[Data entries]
◆ ◆ ◆ ◆

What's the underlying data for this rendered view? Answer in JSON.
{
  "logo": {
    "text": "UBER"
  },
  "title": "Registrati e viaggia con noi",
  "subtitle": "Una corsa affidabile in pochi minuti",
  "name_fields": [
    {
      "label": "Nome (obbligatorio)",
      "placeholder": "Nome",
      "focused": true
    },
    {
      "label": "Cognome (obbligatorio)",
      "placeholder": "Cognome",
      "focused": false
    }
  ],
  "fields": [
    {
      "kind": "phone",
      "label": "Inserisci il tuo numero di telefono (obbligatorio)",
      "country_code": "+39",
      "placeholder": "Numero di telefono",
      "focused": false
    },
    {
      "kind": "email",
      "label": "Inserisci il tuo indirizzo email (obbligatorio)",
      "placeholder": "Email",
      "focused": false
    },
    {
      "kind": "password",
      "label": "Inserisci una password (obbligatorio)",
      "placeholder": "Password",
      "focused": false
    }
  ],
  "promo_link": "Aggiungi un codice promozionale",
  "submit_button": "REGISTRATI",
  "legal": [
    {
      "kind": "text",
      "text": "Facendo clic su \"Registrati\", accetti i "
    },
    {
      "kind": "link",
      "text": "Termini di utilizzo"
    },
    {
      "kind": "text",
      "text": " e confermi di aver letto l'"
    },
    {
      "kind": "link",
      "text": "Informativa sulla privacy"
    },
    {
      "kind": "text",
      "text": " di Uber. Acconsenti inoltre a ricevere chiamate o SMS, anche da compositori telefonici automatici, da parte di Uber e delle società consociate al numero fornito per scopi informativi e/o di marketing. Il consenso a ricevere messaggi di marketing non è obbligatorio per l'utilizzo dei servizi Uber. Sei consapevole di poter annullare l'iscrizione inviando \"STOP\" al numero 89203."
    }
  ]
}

◆ ◆ ◆ ◆

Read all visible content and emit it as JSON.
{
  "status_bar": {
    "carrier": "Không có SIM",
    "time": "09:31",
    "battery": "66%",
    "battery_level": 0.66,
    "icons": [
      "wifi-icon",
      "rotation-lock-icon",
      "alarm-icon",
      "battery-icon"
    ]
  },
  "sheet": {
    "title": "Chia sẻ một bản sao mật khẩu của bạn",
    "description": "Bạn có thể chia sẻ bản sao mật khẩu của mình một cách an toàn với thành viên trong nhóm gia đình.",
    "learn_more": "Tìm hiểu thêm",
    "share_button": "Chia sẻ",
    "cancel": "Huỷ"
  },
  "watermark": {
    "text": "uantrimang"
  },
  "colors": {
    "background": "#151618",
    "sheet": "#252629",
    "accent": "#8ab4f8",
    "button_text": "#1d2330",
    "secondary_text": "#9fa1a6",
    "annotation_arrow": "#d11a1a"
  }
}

◆ ◆ ◆ ◆

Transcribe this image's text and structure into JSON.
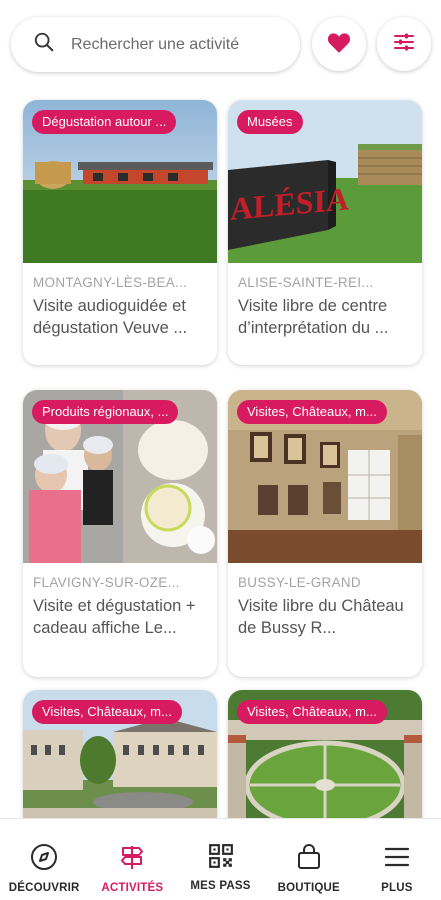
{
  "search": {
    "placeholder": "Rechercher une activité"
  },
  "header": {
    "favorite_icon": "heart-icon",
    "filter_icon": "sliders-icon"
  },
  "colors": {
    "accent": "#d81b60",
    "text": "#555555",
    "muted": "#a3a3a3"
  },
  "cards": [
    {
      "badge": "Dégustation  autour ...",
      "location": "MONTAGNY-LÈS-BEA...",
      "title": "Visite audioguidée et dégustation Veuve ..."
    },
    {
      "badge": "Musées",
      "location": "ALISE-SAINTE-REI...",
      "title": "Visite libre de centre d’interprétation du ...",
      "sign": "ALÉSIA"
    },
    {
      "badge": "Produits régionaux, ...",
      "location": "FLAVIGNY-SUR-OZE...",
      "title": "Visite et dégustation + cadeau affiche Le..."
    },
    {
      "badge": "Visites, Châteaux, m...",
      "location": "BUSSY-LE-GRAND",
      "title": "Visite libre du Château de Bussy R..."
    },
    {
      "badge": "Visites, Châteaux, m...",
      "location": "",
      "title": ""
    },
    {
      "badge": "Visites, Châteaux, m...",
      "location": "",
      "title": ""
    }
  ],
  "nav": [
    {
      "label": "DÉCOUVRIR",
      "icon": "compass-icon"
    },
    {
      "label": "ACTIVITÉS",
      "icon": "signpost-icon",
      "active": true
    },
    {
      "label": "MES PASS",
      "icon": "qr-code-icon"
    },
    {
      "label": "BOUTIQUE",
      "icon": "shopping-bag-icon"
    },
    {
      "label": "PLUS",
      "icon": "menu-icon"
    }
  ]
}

◆ ◆ ◆ ◆

Pull out every line of the entries that includes the word "label".

### Reply
      "label": "Nome (obbligatorio)",
      "label": "Cognome (obbligatorio)",
      "label": "Inserisci il tuo numero di telefono (obbligatorio)",
      "label": "Inserisci il tuo indirizzo email (obbligatorio)",
      "label": "Inserisci una password (obbligatorio)",
      "label": "DÉCOUVRIR",
      "label": "ACTIVITÉS",
      "label": "MES PASS",
      "label": "BOUTIQUE",
      "label": "PLUS",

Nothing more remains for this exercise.